• [REQUIREMENTS]
Set down all of the entries word for word, omitting the images they contain.

━━━ RECORD EXTRACTS

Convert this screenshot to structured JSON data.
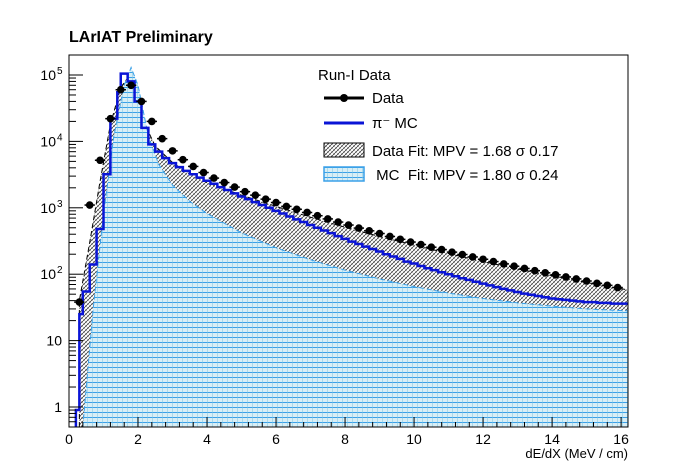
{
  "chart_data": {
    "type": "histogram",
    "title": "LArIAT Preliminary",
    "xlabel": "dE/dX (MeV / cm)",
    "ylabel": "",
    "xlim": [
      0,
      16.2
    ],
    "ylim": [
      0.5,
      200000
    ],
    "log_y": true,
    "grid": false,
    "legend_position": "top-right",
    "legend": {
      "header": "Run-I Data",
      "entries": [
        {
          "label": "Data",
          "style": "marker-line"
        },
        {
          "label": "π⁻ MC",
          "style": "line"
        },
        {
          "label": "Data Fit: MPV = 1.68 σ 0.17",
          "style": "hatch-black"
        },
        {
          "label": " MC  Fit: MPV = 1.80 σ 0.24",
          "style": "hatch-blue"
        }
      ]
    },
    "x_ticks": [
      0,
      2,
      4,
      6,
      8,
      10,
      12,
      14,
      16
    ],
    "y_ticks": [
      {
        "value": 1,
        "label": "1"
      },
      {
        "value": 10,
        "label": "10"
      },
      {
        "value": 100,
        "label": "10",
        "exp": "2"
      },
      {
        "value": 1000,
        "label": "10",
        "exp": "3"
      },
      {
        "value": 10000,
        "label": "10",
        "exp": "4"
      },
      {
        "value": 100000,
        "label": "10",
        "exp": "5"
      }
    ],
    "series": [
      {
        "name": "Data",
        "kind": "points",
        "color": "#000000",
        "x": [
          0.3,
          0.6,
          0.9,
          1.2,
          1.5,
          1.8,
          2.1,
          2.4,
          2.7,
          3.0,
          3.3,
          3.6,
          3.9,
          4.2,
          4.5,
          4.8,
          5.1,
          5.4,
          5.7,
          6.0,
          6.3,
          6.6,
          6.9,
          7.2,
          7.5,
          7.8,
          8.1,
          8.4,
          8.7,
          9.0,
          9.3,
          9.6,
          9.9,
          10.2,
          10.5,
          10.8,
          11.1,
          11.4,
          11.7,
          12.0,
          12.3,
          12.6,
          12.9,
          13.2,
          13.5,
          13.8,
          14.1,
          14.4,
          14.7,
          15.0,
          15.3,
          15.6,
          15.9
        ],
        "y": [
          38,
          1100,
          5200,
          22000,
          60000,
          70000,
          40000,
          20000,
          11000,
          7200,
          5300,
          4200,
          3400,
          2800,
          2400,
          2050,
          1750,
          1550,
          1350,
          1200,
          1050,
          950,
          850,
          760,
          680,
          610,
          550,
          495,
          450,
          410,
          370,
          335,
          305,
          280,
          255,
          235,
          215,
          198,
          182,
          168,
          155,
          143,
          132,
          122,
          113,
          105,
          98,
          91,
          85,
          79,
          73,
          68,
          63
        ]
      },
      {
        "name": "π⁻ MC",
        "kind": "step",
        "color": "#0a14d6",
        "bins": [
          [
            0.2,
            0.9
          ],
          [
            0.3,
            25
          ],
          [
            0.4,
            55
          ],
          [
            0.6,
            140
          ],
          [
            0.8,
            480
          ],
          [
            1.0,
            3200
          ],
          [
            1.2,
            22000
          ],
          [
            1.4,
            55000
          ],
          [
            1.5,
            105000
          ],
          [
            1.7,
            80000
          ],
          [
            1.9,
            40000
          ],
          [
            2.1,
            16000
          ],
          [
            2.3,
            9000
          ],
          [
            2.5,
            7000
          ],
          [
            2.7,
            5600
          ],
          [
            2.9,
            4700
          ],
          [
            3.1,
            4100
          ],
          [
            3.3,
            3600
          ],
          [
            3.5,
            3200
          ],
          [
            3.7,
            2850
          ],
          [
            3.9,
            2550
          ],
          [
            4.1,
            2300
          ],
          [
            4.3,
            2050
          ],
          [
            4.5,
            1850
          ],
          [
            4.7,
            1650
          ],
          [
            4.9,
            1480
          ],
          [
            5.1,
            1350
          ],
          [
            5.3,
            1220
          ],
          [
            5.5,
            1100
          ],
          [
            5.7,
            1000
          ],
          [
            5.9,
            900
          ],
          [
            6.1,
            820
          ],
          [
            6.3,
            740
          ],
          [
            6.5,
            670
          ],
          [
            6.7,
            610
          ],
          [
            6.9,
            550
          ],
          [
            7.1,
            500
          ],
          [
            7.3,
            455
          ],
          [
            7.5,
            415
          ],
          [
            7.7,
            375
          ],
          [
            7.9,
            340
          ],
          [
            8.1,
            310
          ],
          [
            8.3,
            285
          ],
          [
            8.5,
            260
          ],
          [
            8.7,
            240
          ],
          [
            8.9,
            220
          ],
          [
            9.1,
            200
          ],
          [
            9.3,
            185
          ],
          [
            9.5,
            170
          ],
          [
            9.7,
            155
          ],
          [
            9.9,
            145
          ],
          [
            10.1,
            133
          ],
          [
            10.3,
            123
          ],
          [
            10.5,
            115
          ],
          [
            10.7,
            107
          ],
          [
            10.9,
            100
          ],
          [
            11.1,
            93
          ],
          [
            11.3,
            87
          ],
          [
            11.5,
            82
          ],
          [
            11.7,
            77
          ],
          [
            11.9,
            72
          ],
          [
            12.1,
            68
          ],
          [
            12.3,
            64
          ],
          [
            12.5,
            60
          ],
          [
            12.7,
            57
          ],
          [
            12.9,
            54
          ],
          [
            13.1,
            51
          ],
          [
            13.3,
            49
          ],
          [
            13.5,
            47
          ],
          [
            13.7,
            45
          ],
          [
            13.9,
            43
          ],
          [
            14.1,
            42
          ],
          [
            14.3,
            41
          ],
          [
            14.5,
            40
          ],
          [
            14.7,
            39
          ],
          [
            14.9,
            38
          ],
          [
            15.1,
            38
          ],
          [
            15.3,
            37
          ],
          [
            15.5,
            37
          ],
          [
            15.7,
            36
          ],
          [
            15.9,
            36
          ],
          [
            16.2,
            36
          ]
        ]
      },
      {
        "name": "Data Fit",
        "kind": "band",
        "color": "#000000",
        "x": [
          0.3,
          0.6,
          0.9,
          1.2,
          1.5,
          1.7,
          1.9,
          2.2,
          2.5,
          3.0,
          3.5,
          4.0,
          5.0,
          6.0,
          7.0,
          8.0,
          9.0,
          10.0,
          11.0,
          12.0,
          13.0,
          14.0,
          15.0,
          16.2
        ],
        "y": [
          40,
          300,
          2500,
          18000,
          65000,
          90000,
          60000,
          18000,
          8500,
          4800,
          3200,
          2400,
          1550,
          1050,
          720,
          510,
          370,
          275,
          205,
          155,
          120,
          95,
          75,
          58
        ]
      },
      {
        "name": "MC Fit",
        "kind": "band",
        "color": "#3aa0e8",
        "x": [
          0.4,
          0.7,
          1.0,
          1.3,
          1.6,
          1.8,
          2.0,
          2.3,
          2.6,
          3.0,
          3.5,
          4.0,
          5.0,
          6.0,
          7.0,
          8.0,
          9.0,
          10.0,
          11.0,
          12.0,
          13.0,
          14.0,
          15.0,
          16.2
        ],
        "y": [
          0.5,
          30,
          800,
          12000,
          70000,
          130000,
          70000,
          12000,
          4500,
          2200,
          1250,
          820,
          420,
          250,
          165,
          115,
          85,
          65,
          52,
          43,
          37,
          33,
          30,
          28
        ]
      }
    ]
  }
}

━━━━━━

• [WRITTEN ANSWER]
Convert this screenshot to structured JSON data.
{
  "chart_data": {
    "type": "histogram",
    "title": "LArIAT Preliminary",
    "xlabel": "dE/dX (MeV / cm)",
    "ylabel": "",
    "xlim": [
      0,
      16.2
    ],
    "ylim": [
      0.5,
      200000
    ],
    "log_y": true,
    "grid": false,
    "legend_position": "top-right",
    "legend": {
      "header": "Run-I Data",
      "entries": [
        {
          "label": "Data",
          "style": "marker-line"
        },
        {
          "label": "π⁻ MC",
          "style": "line"
        },
        {
          "label": "Data Fit: MPV = 1.68 σ 0.17",
          "style": "hatch-black"
        },
        {
          "label": " MC  Fit: MPV = 1.80 σ 0.24",
          "style": "hatch-blue"
        }
      ]
    },
    "x_ticks": [
      0,
      2,
      4,
      6,
      8,
      10,
      12,
      14,
      16
    ],
    "y_ticks": [
      {
        "value": 1,
        "label": "1"
      },
      {
        "value": 10,
        "label": "10"
      },
      {
        "value": 100,
        "label": "10",
        "exp": "2"
      },
      {
        "value": 1000,
        "label": "10",
        "exp": "3"
      },
      {
        "value": 10000,
        "label": "10",
        "exp": "4"
      },
      {
        "value": 100000,
        "label": "10",
        "exp": "5"
      }
    ],
    "series": [
      {
        "name": "Data",
        "kind": "points",
        "color": "#000000",
        "x": [
          0.3,
          0.6,
          0.9,
          1.2,
          1.5,
          1.8,
          2.1,
          2.4,
          2.7,
          3.0,
          3.3,
          3.6,
          3.9,
          4.2,
          4.5,
          4.8,
          5.1,
          5.4,
          5.7,
          6.0,
          6.3,
          6.6,
          6.9,
          7.2,
          7.5,
          7.8,
          8.1,
          8.4,
          8.7,
          9.0,
          9.3,
          9.6,
          9.9,
          10.2,
          10.5,
          10.8,
          11.1,
          11.4,
          11.7,
          12.0,
          12.3,
          12.6,
          12.9,
          13.2,
          13.5,
          13.8,
          14.1,
          14.4,
          14.7,
          15.0,
          15.3,
          15.6,
          15.9
        ],
        "y": [
          38,
          1100,
          5200,
          22000,
          60000,
          70000,
          40000,
          20000,
          11000,
          7200,
          5300,
          4200,
          3400,
          2800,
          2400,
          2050,
          1750,
          1550,
          1350,
          1200,
          1050,
          950,
          850,
          760,
          680,
          610,
          550,
          495,
          450,
          410,
          370,
          335,
          305,
          280,
          255,
          235,
          215,
          198,
          182,
          168,
          155,
          143,
          132,
          122,
          113,
          105,
          98,
          91,
          85,
          79,
          73,
          68,
          63
        ]
      },
      {
        "name": "π⁻ MC",
        "kind": "step",
        "color": "#0a14d6",
        "bins": [
          [
            0.2,
            0.9
          ],
          [
            0.3,
            25
          ],
          [
            0.4,
            55
          ],
          [
            0.6,
            140
          ],
          [
            0.8,
            480
          ],
          [
            1.0,
            3200
          ],
          [
            1.2,
            22000
          ],
          [
            1.4,
            55000
          ],
          [
            1.5,
            105000
          ],
          [
            1.7,
            80000
          ],
          [
            1.9,
            40000
          ],
          [
            2.1,
            16000
          ],
          [
            2.3,
            9000
          ],
          [
            2.5,
            7000
          ],
          [
            2.7,
            5600
          ],
          [
            2.9,
            4700
          ],
          [
            3.1,
            4100
          ],
          [
            3.3,
            3600
          ],
          [
            3.5,
            3200
          ],
          [
            3.7,
            2850
          ],
          [
            3.9,
            2550
          ],
          [
            4.1,
            2300
          ],
          [
            4.3,
            2050
          ],
          [
            4.5,
            1850
          ],
          [
            4.7,
            1650
          ],
          [
            4.9,
            1480
          ],
          [
            5.1,
            1350
          ],
          [
            5.3,
            1220
          ],
          [
            5.5,
            1100
          ],
          [
            5.7,
            1000
          ],
          [
            5.9,
            900
          ],
          [
            6.1,
            820
          ],
          [
            6.3,
            740
          ],
          [
            6.5,
            670
          ],
          [
            6.7,
            610
          ],
          [
            6.9,
            550
          ],
          [
            7.1,
            500
          ],
          [
            7.3,
            455
          ],
          [
            7.5,
            415
          ],
          [
            7.7,
            375
          ],
          [
            7.9,
            340
          ],
          [
            8.1,
            310
          ],
          [
            8.3,
            285
          ],
          [
            8.5,
            260
          ],
          [
            8.7,
            240
          ],
          [
            8.9,
            220
          ],
          [
            9.1,
            200
          ],
          [
            9.3,
            185
          ],
          [
            9.5,
            170
          ],
          [
            9.7,
            155
          ],
          [
            9.9,
            145
          ],
          [
            10.1,
            133
          ],
          [
            10.3,
            123
          ],
          [
            10.5,
            115
          ],
          [
            10.7,
            107
          ],
          [
            10.9,
            100
          ],
          [
            11.1,
            93
          ],
          [
            11.3,
            87
          ],
          [
            11.5,
            82
          ],
          [
            11.7,
            77
          ],
          [
            11.9,
            72
          ],
          [
            12.1,
            68
          ],
          [
            12.3,
            64
          ],
          [
            12.5,
            60
          ],
          [
            12.7,
            57
          ],
          [
            12.9,
            54
          ],
          [
            13.1,
            51
          ],
          [
            13.3,
            49
          ],
          [
            13.5,
            47
          ],
          [
            13.7,
            45
          ],
          [
            13.9,
            43
          ],
          [
            14.1,
            42
          ],
          [
            14.3,
            41
          ],
          [
            14.5,
            40
          ],
          [
            14.7,
            39
          ],
          [
            14.9,
            38
          ],
          [
            15.1,
            38
          ],
          [
            15.3,
            37
          ],
          [
            15.5,
            37
          ],
          [
            15.7,
            36
          ],
          [
            15.9,
            36
          ],
          [
            16.2,
            36
          ]
        ]
      },
      {
        "name": "Data Fit",
        "kind": "band",
        "color": "#000000",
        "x": [
          0.3,
          0.6,
          0.9,
          1.2,
          1.5,
          1.7,
          1.9,
          2.2,
          2.5,
          3.0,
          3.5,
          4.0,
          5.0,
          6.0,
          7.0,
          8.0,
          9.0,
          10.0,
          11.0,
          12.0,
          13.0,
          14.0,
          15.0,
          16.2
        ],
        "y": [
          40,
          300,
          2500,
          18000,
          65000,
          90000,
          60000,
          18000,
          8500,
          4800,
          3200,
          2400,
          1550,
          1050,
          720,
          510,
          370,
          275,
          205,
          155,
          120,
          95,
          75,
          58
        ]
      },
      {
        "name": "MC Fit",
        "kind": "band",
        "color": "#3aa0e8",
        "x": [
          0.4,
          0.7,
          1.0,
          1.3,
          1.6,
          1.8,
          2.0,
          2.3,
          2.6,
          3.0,
          3.5,
          4.0,
          5.0,
          6.0,
          7.0,
          8.0,
          9.0,
          10.0,
          11.0,
          12.0,
          13.0,
          14.0,
          15.0,
          16.2
        ],
        "y": [
          0.5,
          30,
          800,
          12000,
          70000,
          130000,
          70000,
          12000,
          4500,
          2200,
          1250,
          820,
          420,
          250,
          165,
          115,
          85,
          65,
          52,
          43,
          37,
          33,
          30,
          28
        ]
      }
    ]
  }
}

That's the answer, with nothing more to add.